=== RECORDS FOR THE TASK ===

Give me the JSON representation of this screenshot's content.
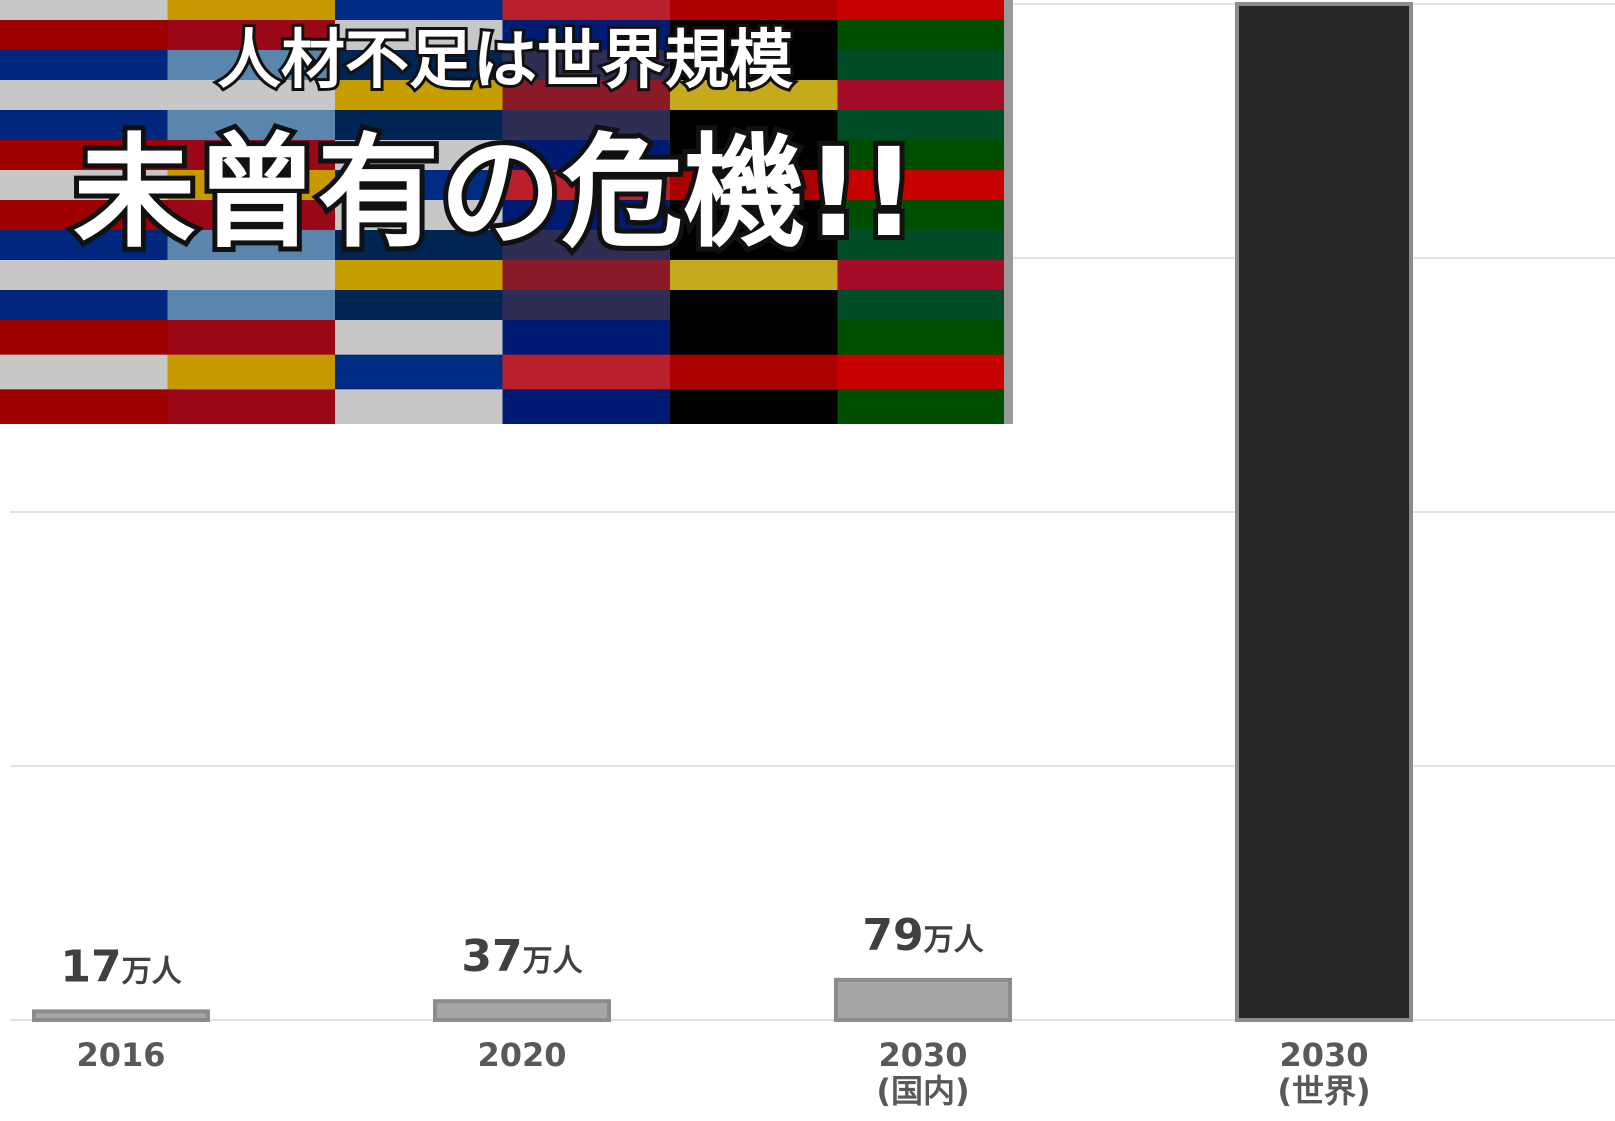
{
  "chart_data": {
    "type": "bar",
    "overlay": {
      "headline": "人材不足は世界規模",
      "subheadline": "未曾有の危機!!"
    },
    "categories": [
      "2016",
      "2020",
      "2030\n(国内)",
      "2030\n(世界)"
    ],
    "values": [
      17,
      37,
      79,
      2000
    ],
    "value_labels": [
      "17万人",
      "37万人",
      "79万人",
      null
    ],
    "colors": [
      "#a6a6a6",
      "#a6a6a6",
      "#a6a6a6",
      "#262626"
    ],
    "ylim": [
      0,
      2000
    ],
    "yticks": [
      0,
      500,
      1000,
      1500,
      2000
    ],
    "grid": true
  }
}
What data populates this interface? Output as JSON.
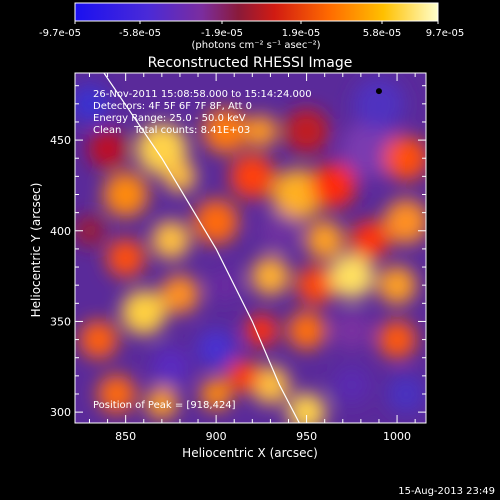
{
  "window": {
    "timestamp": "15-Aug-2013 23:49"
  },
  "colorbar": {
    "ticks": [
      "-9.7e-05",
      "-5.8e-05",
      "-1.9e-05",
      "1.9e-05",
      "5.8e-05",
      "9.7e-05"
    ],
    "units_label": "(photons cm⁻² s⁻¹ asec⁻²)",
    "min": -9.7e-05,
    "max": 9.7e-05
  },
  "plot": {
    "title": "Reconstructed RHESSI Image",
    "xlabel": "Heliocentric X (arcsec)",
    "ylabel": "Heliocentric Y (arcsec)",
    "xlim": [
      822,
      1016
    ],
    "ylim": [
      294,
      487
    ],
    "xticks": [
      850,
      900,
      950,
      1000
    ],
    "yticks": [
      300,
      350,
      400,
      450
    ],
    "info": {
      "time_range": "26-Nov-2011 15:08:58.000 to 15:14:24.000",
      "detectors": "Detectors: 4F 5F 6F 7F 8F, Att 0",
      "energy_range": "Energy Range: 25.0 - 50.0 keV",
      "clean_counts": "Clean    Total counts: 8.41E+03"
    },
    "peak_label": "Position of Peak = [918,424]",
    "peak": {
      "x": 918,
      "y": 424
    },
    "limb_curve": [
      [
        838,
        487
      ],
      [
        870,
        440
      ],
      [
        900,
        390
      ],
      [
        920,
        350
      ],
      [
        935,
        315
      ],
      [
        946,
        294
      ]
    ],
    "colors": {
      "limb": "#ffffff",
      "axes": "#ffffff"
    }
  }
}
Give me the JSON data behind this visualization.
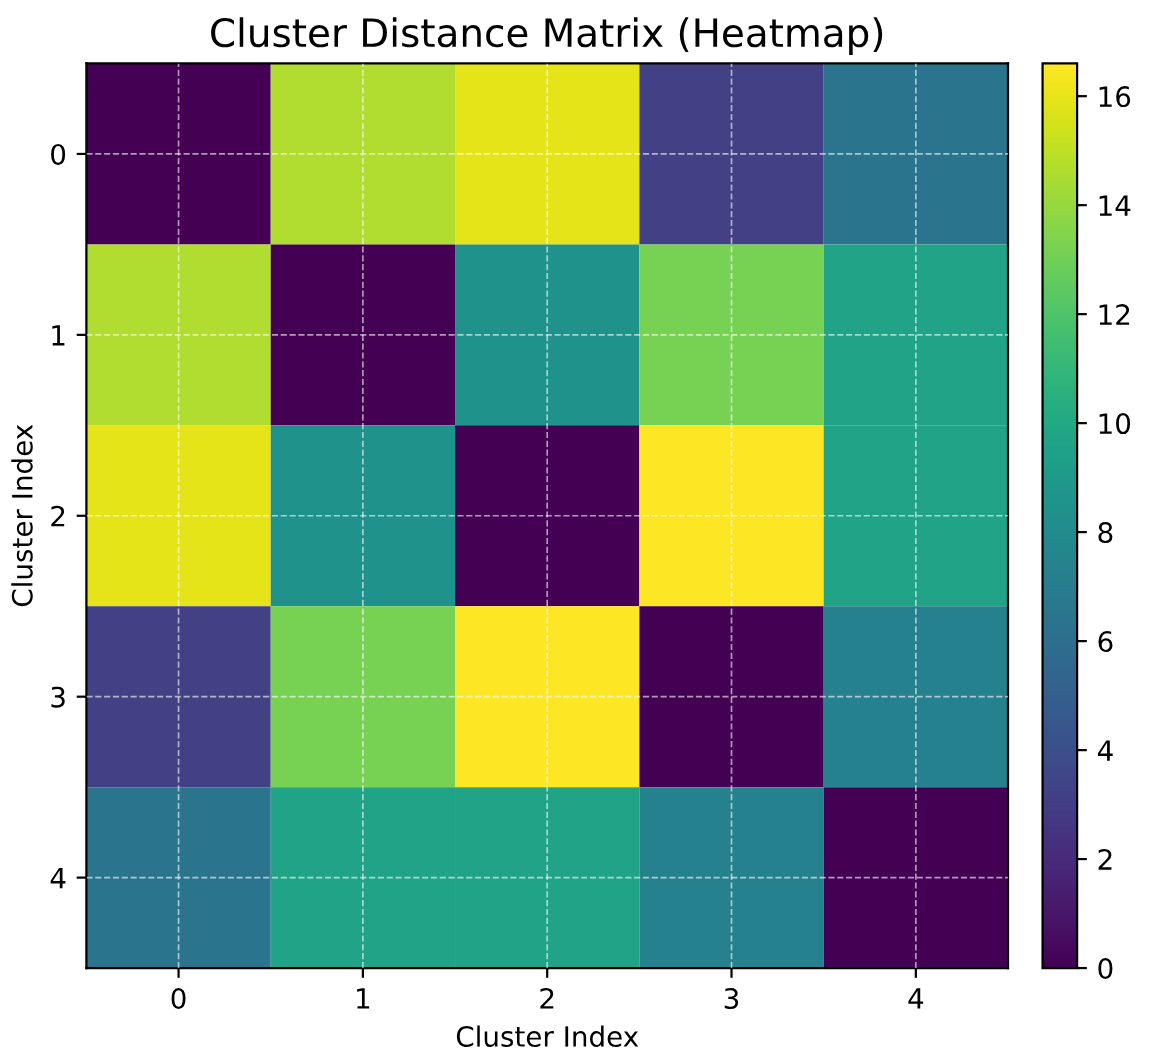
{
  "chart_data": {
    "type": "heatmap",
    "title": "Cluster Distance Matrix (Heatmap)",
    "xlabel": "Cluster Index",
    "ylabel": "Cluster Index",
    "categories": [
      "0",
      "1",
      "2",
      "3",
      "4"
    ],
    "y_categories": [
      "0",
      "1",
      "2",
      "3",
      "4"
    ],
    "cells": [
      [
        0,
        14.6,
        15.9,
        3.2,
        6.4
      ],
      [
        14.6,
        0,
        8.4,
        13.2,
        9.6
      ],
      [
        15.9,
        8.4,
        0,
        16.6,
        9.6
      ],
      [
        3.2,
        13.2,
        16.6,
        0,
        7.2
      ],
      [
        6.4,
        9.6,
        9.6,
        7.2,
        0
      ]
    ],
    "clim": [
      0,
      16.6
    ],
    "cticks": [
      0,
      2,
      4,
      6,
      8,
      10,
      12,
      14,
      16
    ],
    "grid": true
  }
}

===

#### [SHORT EXERCISE]
Out of the records, collect only those lines that contain the string "Index".

#### [EXERCISE OUTPUT]
    "xlabel": "Cluster Index",
    "ylabel": "Cluster Index",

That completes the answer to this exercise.